_EXERCISE DETAILS_.
Where does the string "JSON" appear in the records? Copy every line that contains it.

_PROVIDED RECORDS_.
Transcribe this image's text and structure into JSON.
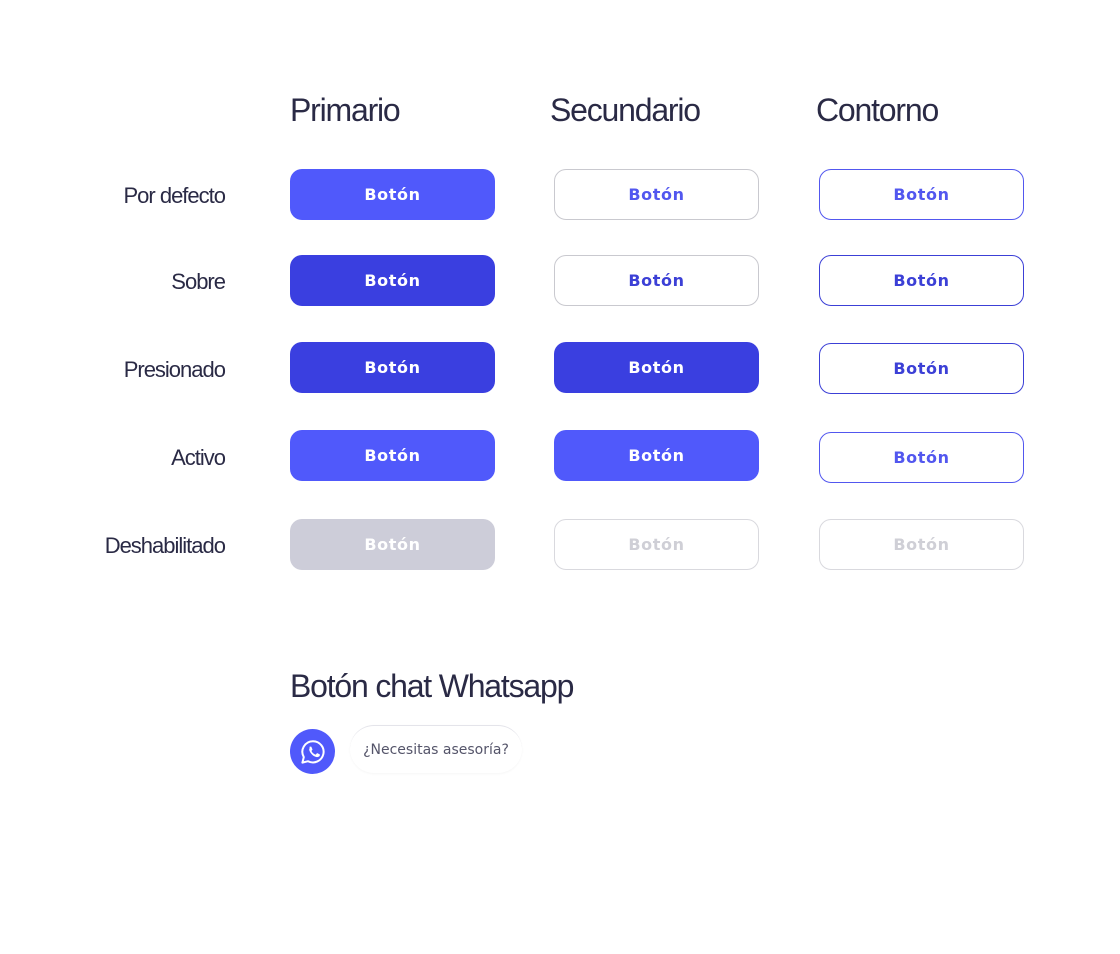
{
  "columns": {
    "primary": "Primario",
    "secondary": "Secundario",
    "outline": "Contorno"
  },
  "rows": {
    "default": "Por defecto",
    "hover": "Sobre",
    "pressed": "Presionado",
    "active": "Activo",
    "disabled": "Deshabilitado"
  },
  "button_label": "Botón",
  "whatsapp": {
    "title": "Botón chat Whatsapp",
    "bubble_text": "¿Necesitas asesoría?",
    "icon": "whatsapp-icon"
  },
  "colors": {
    "primary": "#5059fb",
    "primary_dark": "#3a3fe0",
    "disabled": "#cdcdd9",
    "text_dark": "#2a2a45"
  }
}
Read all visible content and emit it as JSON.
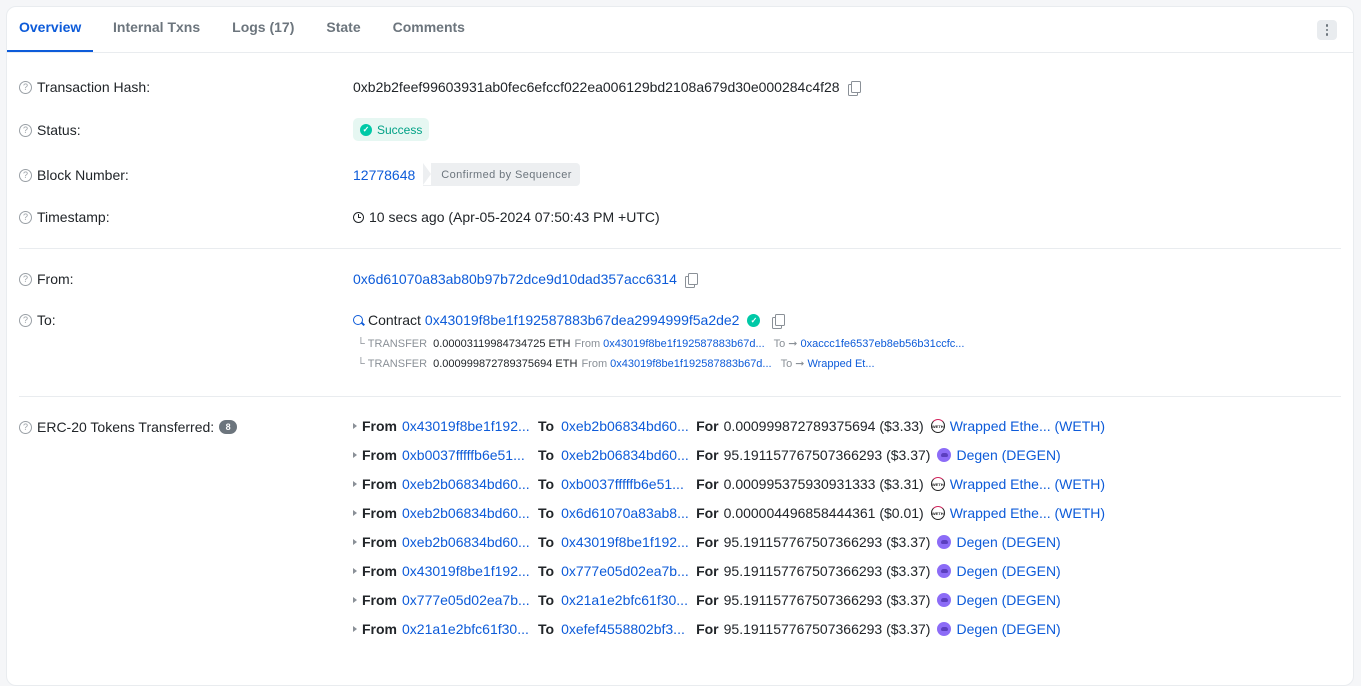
{
  "tabs": [
    {
      "label": "Overview",
      "active": true
    },
    {
      "label": "Internal Txns",
      "active": false
    },
    {
      "label": "Logs (17)",
      "active": false
    },
    {
      "label": "State",
      "active": false
    },
    {
      "label": "Comments",
      "active": false
    }
  ],
  "more_icon": "vertical-ellipsis-icon",
  "fields": {
    "tx_hash": {
      "label": "Transaction Hash:",
      "value": "0xb2b2feef99603931ab0fec6efccf022ea006129bd2108a679d30e000284c4f28"
    },
    "status": {
      "label": "Status:",
      "value": "Success"
    },
    "block": {
      "label": "Block Number:",
      "value": "12778648",
      "badge": "Confirmed by Sequencer"
    },
    "timestamp": {
      "label": "Timestamp:",
      "value": "10 secs ago (Apr-05-2024 07:50:43 PM +UTC)"
    },
    "from": {
      "label": "From:",
      "value": "0x6d61070a83ab80b97b72dce9d10dad357acc6314"
    },
    "to": {
      "label": "To:",
      "prefix": "Contract",
      "value": "0x43019f8be1f192587883b67dea2994999f5a2de2",
      "internal_transfers": [
        {
          "type": "TRANSFER",
          "amount": "0.00003119984734725 ETH",
          "from_label": "From",
          "from": "0x43019f8be1f192587883b67d...",
          "to_label": "To",
          "to": "0xaccc1fe6537eb8eb56b31ccfc..."
        },
        {
          "type": "TRANSFER",
          "amount": "0.000999872789375694 ETH",
          "from_label": "From",
          "from": "0x43019f8be1f192587883b67d...",
          "to_label": "To",
          "to": "Wrapped Et..."
        }
      ]
    },
    "erc20": {
      "label": "ERC-20 Tokens Transferred:",
      "count": "8",
      "from_kw": "From",
      "to_kw": "To",
      "for_kw": "For",
      "transfers": [
        {
          "from": "0x43019f8be1f192...",
          "to": "0xeb2b06834bd60...",
          "amount": "0.000999872789375694 ($3.33)",
          "token": "Wrapped Ethe... (WETH)",
          "icon": "weth"
        },
        {
          "from": "0xb0037fffffb6e51...",
          "to": "0xeb2b06834bd60...",
          "amount": "95.191157767507366293 ($3.37)",
          "token": "Degen (DEGEN)",
          "icon": "degen"
        },
        {
          "from": "0xeb2b06834bd60...",
          "to": "0xb0037fffffb6e51...",
          "amount": "0.000995375930931333 ($3.31)",
          "token": "Wrapped Ethe... (WETH)",
          "icon": "weth"
        },
        {
          "from": "0xeb2b06834bd60...",
          "to": "0x6d61070a83ab8...",
          "amount": "0.000004496858444361 ($0.01)",
          "token": "Wrapped Ethe... (WETH)",
          "icon": "weth"
        },
        {
          "from": "0xeb2b06834bd60...",
          "to": "0x43019f8be1f192...",
          "amount": "95.191157767507366293 ($3.37)",
          "token": "Degen (DEGEN)",
          "icon": "degen"
        },
        {
          "from": "0x43019f8be1f192...",
          "to": "0x777e05d02ea7b...",
          "amount": "95.191157767507366293 ($3.37)",
          "token": "Degen (DEGEN)",
          "icon": "degen"
        },
        {
          "from": "0x777e05d02ea7b...",
          "to": "0x21a1e2bfc61f30...",
          "amount": "95.191157767507366293 ($3.37)",
          "token": "Degen (DEGEN)",
          "icon": "degen"
        },
        {
          "from": "0x21a1e2bfc61f30...",
          "to": "0xefef4558802bf3...",
          "amount": "95.191157767507366293 ($3.37)",
          "token": "Degen (DEGEN)",
          "icon": "degen"
        }
      ]
    }
  },
  "colors": {
    "accent": "#0d5bd9",
    "success": "#00a186",
    "success_bg": "#e6f7f2",
    "degen": "#8c6cf7"
  }
}
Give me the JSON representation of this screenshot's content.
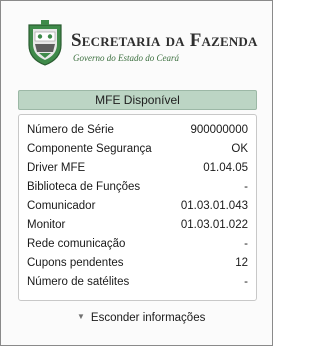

_FINISHED ANSWER_.
Transcribe this image's text and structure into JSON.
Read all visible content and emit it as JSON.
Give me the JSON representation of this screenshot's content.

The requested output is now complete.